»»

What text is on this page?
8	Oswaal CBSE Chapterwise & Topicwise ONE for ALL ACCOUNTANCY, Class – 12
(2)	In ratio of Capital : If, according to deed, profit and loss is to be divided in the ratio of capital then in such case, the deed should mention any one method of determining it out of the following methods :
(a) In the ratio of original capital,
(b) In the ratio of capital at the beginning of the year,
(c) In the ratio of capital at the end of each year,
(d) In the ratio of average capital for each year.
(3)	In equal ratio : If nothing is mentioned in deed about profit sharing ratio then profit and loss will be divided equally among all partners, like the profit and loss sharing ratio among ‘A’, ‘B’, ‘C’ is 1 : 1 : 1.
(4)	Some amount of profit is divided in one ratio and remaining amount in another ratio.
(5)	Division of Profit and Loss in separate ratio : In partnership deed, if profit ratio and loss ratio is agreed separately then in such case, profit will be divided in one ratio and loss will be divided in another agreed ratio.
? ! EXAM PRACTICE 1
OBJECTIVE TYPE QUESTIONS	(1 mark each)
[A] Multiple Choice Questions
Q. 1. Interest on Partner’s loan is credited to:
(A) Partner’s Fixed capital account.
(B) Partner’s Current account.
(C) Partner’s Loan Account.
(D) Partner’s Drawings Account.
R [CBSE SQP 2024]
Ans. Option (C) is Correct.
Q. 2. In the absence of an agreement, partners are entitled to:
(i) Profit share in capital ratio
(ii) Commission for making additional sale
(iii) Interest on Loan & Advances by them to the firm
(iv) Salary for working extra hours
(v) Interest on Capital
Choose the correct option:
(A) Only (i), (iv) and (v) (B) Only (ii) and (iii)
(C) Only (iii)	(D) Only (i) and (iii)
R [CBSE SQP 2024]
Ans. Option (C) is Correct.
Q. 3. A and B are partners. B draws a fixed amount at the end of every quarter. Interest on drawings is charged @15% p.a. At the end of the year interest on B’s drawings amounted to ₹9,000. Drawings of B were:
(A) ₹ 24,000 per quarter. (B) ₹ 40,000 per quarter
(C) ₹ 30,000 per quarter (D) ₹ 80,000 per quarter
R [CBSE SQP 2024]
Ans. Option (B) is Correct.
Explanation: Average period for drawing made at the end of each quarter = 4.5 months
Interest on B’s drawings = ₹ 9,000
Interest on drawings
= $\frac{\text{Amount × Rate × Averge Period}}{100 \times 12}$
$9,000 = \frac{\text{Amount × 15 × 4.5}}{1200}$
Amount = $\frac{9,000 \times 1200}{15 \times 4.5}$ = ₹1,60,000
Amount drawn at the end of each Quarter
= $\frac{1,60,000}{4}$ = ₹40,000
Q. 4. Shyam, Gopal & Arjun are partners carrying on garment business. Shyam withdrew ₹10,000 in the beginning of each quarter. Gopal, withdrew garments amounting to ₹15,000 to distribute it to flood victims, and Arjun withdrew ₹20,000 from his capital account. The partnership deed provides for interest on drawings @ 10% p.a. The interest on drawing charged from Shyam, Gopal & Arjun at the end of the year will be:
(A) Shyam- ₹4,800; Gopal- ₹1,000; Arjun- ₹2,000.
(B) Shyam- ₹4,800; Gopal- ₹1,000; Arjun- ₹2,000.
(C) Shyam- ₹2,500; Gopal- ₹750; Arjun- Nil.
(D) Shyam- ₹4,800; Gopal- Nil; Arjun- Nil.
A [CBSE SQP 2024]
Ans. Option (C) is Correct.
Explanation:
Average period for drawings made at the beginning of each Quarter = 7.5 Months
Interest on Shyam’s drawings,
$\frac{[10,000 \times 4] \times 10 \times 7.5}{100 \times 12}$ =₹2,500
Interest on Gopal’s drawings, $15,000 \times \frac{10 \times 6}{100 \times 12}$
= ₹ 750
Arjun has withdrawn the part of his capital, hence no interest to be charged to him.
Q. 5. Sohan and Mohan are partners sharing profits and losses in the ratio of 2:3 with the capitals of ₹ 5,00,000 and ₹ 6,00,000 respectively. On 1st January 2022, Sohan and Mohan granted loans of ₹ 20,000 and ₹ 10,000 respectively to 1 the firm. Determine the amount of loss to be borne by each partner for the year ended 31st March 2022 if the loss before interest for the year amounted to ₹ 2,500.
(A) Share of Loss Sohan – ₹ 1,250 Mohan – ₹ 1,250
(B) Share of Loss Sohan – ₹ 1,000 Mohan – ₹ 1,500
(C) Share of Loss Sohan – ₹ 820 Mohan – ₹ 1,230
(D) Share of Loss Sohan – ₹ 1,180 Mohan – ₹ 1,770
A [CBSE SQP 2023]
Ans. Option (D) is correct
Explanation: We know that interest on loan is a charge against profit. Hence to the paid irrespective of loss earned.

««

(INSTRUCTIONS TO FOLLOW): Copy the data above exactly. Every line must be included.

(RESPONSE):
What text is on this page?
8	Oswaal CBSE Chapterwise & Topicwise ONE for ALL ACCOUNTANCY, Class – 12
(2)	In ratio of Capital : If, according to deed, profit and loss is to be divided in the ratio of capital then in such case, the deed should mention any one method of determining it out of the following methods :
(a) In the ratio of original capital,
(b) In the ratio of capital at the beginning of the year,
(c) In the ratio of capital at the end of each year,
(d) In the ratio of average capital for each year.
(3)	In equal ratio : If nothing is mentioned in deed about profit sharing ratio then profit and loss will be divided equally among all partners, like the profit and loss sharing ratio among ‘A’, ‘B’, ‘C’ is 1 : 1 : 1.
(4)	Some amount of profit is divided in one ratio and remaining amount in another ratio.
(5)	Division of Profit and Loss in separate ratio : In partnership deed, if profit ratio and loss ratio is agreed separately then in such case, profit will be divided in one ratio and loss will be divided in another agreed ratio.
? ! EXAM PRACTICE 1
OBJECTIVE TYPE QUESTIONS	(1 mark each)
[A] Multiple Choice Questions
Q. 1. Interest on Partner’s loan is credited to:
(A) Partner’s Fixed capital account.
(B) Partner’s Current account.
(C) Partner’s Loan Account.
(D) Partner’s Drawings Account.
R [CBSE SQP 2024]
Ans. Option (C) is Correct.
Q. 2. In the absence of an agreement, partners are entitled to:
(i) Profit share in capital ratio
(ii) Commission for making additional sale
(iii) Interest on Loan & Advances by them to the firm
(iv) Salary for working extra hours
(v) Interest on Capital
Choose the correct option:
(A) Only (i), (iv) and (v) (B) Only (ii) and (iii)
(C) Only (iii)	(D) Only (i) and (iii)
R [CBSE SQP 2024]
Ans. Option (C) is Correct.
Q. 3. A and B are partners. B draws a fixed amount at the end of every quarter. Interest on drawings is charged @15% p.a. At the end of the year interest on B’s drawings amounted to ₹9,000. Drawings of B were:
(A) ₹ 24,000 per quarter. (B) ₹ 40,000 per quarter
(C) ₹ 30,000 per quarter (D) ₹ 80,000 per quarter
R [CBSE SQP 2024]
Ans. Option (B) is Correct.
Explanation: Average period for drawing made at the end of each quarter = 4.5 months
Interest on B’s drawings = ₹ 9,000
Interest on drawings
= $\frac{\text{Amount × Rate × Averge Period}}{100 \times 12}$
$9,000 = \frac{\text{Amount × 15 × 4.5}}{1200}$
Amount = $\frac{9,000 \times 1200}{15 \times 4.5}$ = ₹1,60,000
Amount drawn at the end of each Quarter
= $\frac{1,60,000}{4}$ = ₹40,000
Q. 4. Shyam, Gopal & Arjun are partners carrying on garment business. Shyam withdrew ₹10,000 in the beginning of each quarter. Gopal, withdrew garments amounting to ₹15,000 to distribute it to flood victims, and Arjun withdrew ₹20,000 from his capital account. The partnership deed provides for interest on drawings @ 10% p.a. The interest on drawing charged from Shyam, Gopal & Arjun at the end of the year will be:
(A) Shyam- ₹4,800; Gopal- ₹1,000; Arjun- ₹2,000.
(B) Shyam- ₹4,800; Gopal- ₹1,000; Arjun- ₹2,000.
(C) Shyam- ₹2,500; Gopal- ₹750; Arjun- Nil.
(D) Shyam- ₹4,800; Gopal- Nil; Arjun- Nil.
A [CBSE SQP 2024]
Ans. Option (C) is Correct.
Explanation:
Average period for drawings made at the beginning of each Quarter = 7.5 Months
Interest on Shyam’s drawings,
$\frac{[10,000 \times 4] \times 10 \times 7.5}{100 \times 12}$ =₹2,500
Interest on Gopal’s drawings, $15,000 \times \frac{10 \times 6}{100 \times 12}$
= ₹ 750
Arjun has withdrawn the part of his capital, hence no interest to be charged to him.
Q. 5. Sohan and Mohan are partners sharing profits and losses in the ratio of 2:3 with the capitals of ₹ 5,00,000 and ₹ 6,00,000 respectively. On 1st January 2022, Sohan and Mohan granted loans of ₹ 20,000 and ₹ 10,000 respectively to 1 the firm. Determine the amount of loss to be borne by each partner for the year ended 31st March 2022 if the loss before interest for the year amounted to ₹ 2,500.
(A) Share of Loss Sohan – ₹ 1,250 Mohan – ₹ 1,250
(B) Share of Loss Sohan – ₹ 1,000 Mohan – ₹ 1,500
(C) Share of Loss Sohan – ₹ 820 Mohan – ₹ 1,230
(D) Share of Loss Sohan – ₹ 1,180 Mohan – ₹ 1,770
A [CBSE SQP 2023]
Ans. Option (D) is correct
Explanation: We know that interest on loan is a charge against profit. Hence to the paid irrespective of loss earned.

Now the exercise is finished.